◆ **SHORT EXERCISE**
Output each entry exactly; skip nothing.

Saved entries
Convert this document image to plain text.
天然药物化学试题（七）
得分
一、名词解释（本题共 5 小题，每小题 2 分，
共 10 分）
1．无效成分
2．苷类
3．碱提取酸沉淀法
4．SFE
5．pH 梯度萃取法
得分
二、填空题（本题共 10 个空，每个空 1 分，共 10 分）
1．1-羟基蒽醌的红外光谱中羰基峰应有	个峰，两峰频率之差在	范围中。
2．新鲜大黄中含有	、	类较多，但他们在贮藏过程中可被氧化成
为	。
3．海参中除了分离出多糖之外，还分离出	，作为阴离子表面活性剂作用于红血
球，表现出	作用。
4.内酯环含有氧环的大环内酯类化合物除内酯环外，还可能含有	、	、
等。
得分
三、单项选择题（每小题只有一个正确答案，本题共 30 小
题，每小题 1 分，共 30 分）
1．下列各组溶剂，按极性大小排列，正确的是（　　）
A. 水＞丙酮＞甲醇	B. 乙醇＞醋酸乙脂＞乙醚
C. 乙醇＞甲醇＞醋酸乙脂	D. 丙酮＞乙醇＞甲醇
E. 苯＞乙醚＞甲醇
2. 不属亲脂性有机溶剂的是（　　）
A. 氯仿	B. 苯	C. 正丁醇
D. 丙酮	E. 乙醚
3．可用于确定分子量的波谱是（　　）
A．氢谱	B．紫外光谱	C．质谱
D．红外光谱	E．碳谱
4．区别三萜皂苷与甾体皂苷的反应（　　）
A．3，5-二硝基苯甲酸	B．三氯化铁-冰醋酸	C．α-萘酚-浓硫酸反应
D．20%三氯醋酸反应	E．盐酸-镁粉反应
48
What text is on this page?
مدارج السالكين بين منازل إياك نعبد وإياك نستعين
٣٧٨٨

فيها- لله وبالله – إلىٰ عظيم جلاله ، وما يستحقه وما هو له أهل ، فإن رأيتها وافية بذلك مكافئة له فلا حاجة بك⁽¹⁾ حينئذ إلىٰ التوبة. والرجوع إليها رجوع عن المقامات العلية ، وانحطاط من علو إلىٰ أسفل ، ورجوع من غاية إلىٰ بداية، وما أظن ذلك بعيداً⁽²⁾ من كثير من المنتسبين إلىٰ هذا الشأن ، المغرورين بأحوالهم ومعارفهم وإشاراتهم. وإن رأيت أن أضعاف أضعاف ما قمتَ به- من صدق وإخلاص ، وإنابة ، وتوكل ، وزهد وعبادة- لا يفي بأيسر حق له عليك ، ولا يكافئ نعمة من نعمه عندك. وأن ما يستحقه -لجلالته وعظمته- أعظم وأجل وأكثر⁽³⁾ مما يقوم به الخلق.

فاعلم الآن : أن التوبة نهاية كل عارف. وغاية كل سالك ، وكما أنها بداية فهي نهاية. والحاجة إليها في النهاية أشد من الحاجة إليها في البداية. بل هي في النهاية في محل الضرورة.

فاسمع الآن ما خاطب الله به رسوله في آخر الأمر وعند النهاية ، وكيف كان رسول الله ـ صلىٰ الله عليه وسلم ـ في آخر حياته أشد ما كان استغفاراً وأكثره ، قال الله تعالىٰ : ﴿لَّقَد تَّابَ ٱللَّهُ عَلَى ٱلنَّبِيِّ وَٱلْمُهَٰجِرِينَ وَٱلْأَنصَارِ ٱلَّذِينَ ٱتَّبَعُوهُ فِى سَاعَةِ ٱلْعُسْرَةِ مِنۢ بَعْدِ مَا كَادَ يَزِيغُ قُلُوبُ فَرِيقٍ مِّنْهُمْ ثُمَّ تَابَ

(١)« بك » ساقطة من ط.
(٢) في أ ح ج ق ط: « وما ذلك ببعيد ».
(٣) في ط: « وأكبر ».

◆ **OUTPUT OF THE EXERCISE**
Convert this document image to plain text.
天然药物化学试题（七）
得分
一、名词解释（本题共 5 小题，每小题 2 分，
共 10 分）
1．无效成分
2．苷类
3．碱提取酸沉淀法
4．SFE
5．pH 梯度萃取法
得分
二、填空题（本题共 10 个空，每个空 1 分，共 10 分）
1．1-羟基蒽醌的红外光谱中羰基峰应有	个峰，两峰频率之差在	范围中。
2．新鲜大黄中含有	、	类较多，但他们在贮藏过程中可被氧化成
为	。
3．海参中除了分离出多糖之外，还分离出	，作为阴离子表面活性剂作用于红血
球，表现出	作用。
4.内酯环含有氧环的大环内酯类化合物除内酯环外，还可能含有	、	、
等。
得分
三、单项选择题（每小题只有一个正确答案，本题共 30 小
题，每小题 1 分，共 30 分）
1．下列各组溶剂，按极性大小排列，正确的是（　　）
A. 水＞丙酮＞甲醇	B. 乙醇＞醋酸乙脂＞乙醚
C. 乙醇＞甲醇＞醋酸乙脂	D. 丙酮＞乙醇＞甲醇
E. 苯＞乙醚＞甲醇
2. 不属亲脂性有机溶剂的是（　　）
A. 氯仿	B. 苯	C. 正丁醇
D. 丙酮	E. 乙醚
3．可用于确定分子量的波谱是（　　）
A．氢谱	B．紫外光谱	C．质谱
D．红外光谱	E．碳谱
4．区别三萜皂苷与甾体皂苷的反应（　　）
A．3，5-二硝基苯甲酸	B．三氯化铁-冰醋酸	C．α-萘酚-浓硫酸反应
D．20%三氯醋酸反应	E．盐酸-镁粉反应
48
What text is on this page?
مدارج السالكين بين منازل إياك نعبد وإياك نستعين
٣٧٨٨

فيها- لله وبالله – إلىٰ عظيم جلاله ، وما يستحقه وما هو له أهل ، فإن رأيتها وافية بذلك مكافئة له فلا حاجة بك⁽¹⁾ حينئذ إلىٰ التوبة. والرجوع إليها رجوع عن المقامات العلية ، وانحطاط من علو إلىٰ أسفل ، ورجوع من غاية إلىٰ بداية، وما أظن ذلك بعيداً⁽²⁾ من كثير من المنتسبين إلىٰ هذا الشأن ، المغرورين بأحوالهم ومعارفهم وإشاراتهم. وإن رأيت أن أضعاف أضعاف ما قمتَ به- من صدق وإخلاص ، وإنابة ، وتوكل ، وزهد وعبادة- لا يفي بأيسر حق له عليك ، ولا يكافئ نعمة من نعمه عندك. وأن ما يستحقه -لجلالته وعظمته- أعظم وأجل وأكثر⁽³⁾ مما يقوم به الخلق.

فاعلم الآن : أن التوبة نهاية كل عارف. وغاية كل سالك ، وكما أنها بداية فهي نهاية. والحاجة إليها في النهاية أشد من الحاجة إليها في البداية. بل هي في النهاية في محل الضرورة.

فاسمع الآن ما خاطب الله به رسوله في آخر الأمر وعند النهاية ، وكيف كان رسول الله ـ صلىٰ الله عليه وسلم ـ في آخر حياته أشد ما كان استغفاراً وأكثره ، قال الله تعالىٰ : ﴿لَّقَد تَّابَ ٱللَّهُ عَلَى ٱلنَّبِيِّ وَٱلْمُهَٰجِرِينَ وَٱلْأَنصَارِ ٱلَّذِينَ ٱتَّبَعُوهُ فِى سَاعَةِ ٱلْعُسْرَةِ مِنۢ بَعْدِ مَا كَادَ يَزِيغُ قُلُوبُ فَرِيقٍ مِّنْهُمْ ثُمَّ تَابَ

(١)« بك » ساقطة من ط.
(٢) في أ ح ج ق ط: « وما ذلك ببعيد ».
(٣) في ط: « وأكبر ».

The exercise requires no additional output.